# [Dataset excerpts]
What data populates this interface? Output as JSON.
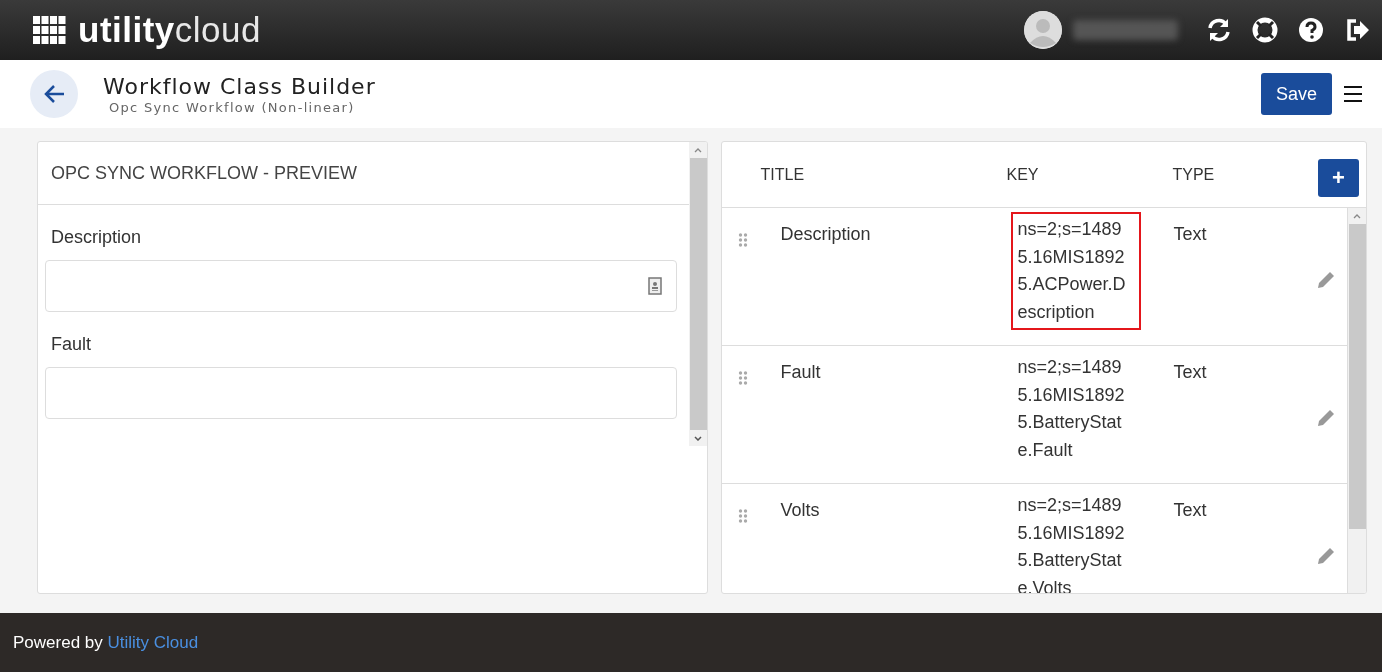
{
  "header": {
    "logo": {
      "strong": "utility",
      "light": "cloud"
    }
  },
  "page": {
    "title": "Workflow Class Builder",
    "subtitle": "Opc Sync Workflow (Non-linear)",
    "save_label": "Save"
  },
  "preview": {
    "title": "OPC SYNC WORKFLOW - PREVIEW",
    "fields": [
      {
        "label": "Description",
        "kind": "with-icon"
      },
      {
        "label": "Fault",
        "kind": "plain"
      }
    ]
  },
  "table": {
    "columns": [
      "TITLE",
      "KEY",
      "TYPE"
    ],
    "add_label": "+",
    "rows": [
      {
        "title": "Description",
        "key": "ns=2;s=14895.16MIS18925.ACPower.Description",
        "type": "Text",
        "highlighted": true
      },
      {
        "title": "Fault",
        "key": "ns=2;s=14895.16MIS18925.BatteryState.Fault",
        "type": "Text",
        "highlighted": false
      },
      {
        "title": "Volts",
        "key": "ns=2;s=14895.16MIS18925.BatteryState.Volts",
        "type": "Text",
        "highlighted": false
      }
    ]
  },
  "footer": {
    "prefix": "Powered by",
    "link": "Utility Cloud"
  }
}
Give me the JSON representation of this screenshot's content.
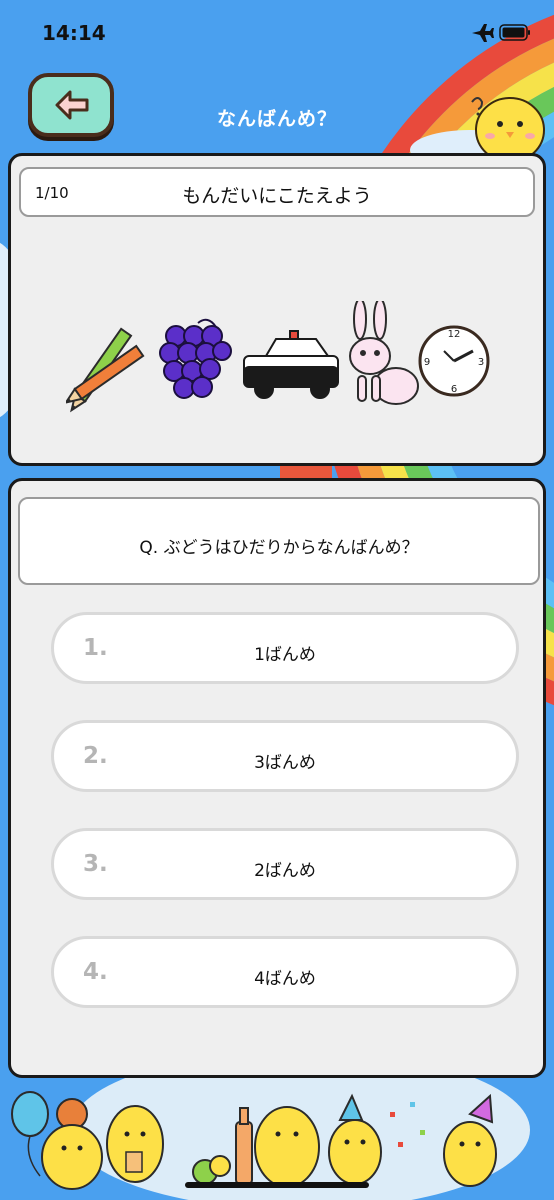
{
  "status_bar": {
    "time": "14:14"
  },
  "header": {
    "title": "なんばんめ？"
  },
  "quiz": {
    "counter": "1/10",
    "instruction": "もんだいにこたえよう",
    "items": [
      "pencils-icon",
      "grapes-icon",
      "police-car-icon",
      "rabbit-icon",
      "clock-icon"
    ]
  },
  "question": {
    "text": "Q. ぶどうはひだりからなんばんめ？"
  },
  "answers": [
    {
      "number": "1.",
      "label": "1ばんめ"
    },
    {
      "number": "2.",
      "label": "3ばんめ"
    },
    {
      "number": "3.",
      "label": "2ばんめ"
    },
    {
      "number": "4.",
      "label": "4ばんめ"
    }
  ],
  "colors": {
    "background": "#4aa0ef",
    "card": "#efefef",
    "back_button": "#8fe3cf",
    "chick": "#fde047"
  }
}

# [What the task requires]
Write out the material above again, word for word, minus its pictures.

# [Task output]
What data populates this interface? Output as JSON.
{
  "header": {
    "logo": {
      "strong": "utility",
      "light": "cloud"
    }
  },
  "page": {
    "title": "Workflow Class Builder",
    "subtitle": "Opc Sync Workflow (Non-linear)",
    "save_label": "Save"
  },
  "preview": {
    "title": "OPC SYNC WORKFLOW - PREVIEW",
    "fields": [
      {
        "label": "Description",
        "kind": "with-icon"
      },
      {
        "label": "Fault",
        "kind": "plain"
      }
    ]
  },
  "table": {
    "columns": [
      "TITLE",
      "KEY",
      "TYPE"
    ],
    "add_label": "+",
    "rows": [
      {
        "title": "Description",
        "key": "ns=2;s=14895.16MIS18925.ACPower.Description",
        "type": "Text",
        "highlighted": true
      },
      {
        "title": "Fault",
        "key": "ns=2;s=14895.16MIS18925.BatteryState.Fault",
        "type": "Text",
        "highlighted": false
      },
      {
        "title": "Volts",
        "key": "ns=2;s=14895.16MIS18925.BatteryState.Volts",
        "type": "Text",
        "highlighted": false
      }
    ]
  },
  "footer": {
    "prefix": "Powered by",
    "link": "Utility Cloud"
  }
}
Give me the JSON representation of this screenshot's content.
{
  "status_bar": {
    "time": "14:14"
  },
  "header": {
    "title": "なんばんめ？"
  },
  "quiz": {
    "counter": "1/10",
    "instruction": "もんだいにこたえよう",
    "items": [
      "pencils-icon",
      "grapes-icon",
      "police-car-icon",
      "rabbit-icon",
      "clock-icon"
    ]
  },
  "question": {
    "text": "Q. ぶどうはひだりからなんばんめ？"
  },
  "answers": [
    {
      "number": "1.",
      "label": "1ばんめ"
    },
    {
      "number": "2.",
      "label": "3ばんめ"
    },
    {
      "number": "3.",
      "label": "2ばんめ"
    },
    {
      "number": "4.",
      "label": "4ばんめ"
    }
  ],
  "colors": {
    "background": "#4aa0ef",
    "card": "#efefef",
    "back_button": "#8fe3cf",
    "chick": "#fde047"
  }
}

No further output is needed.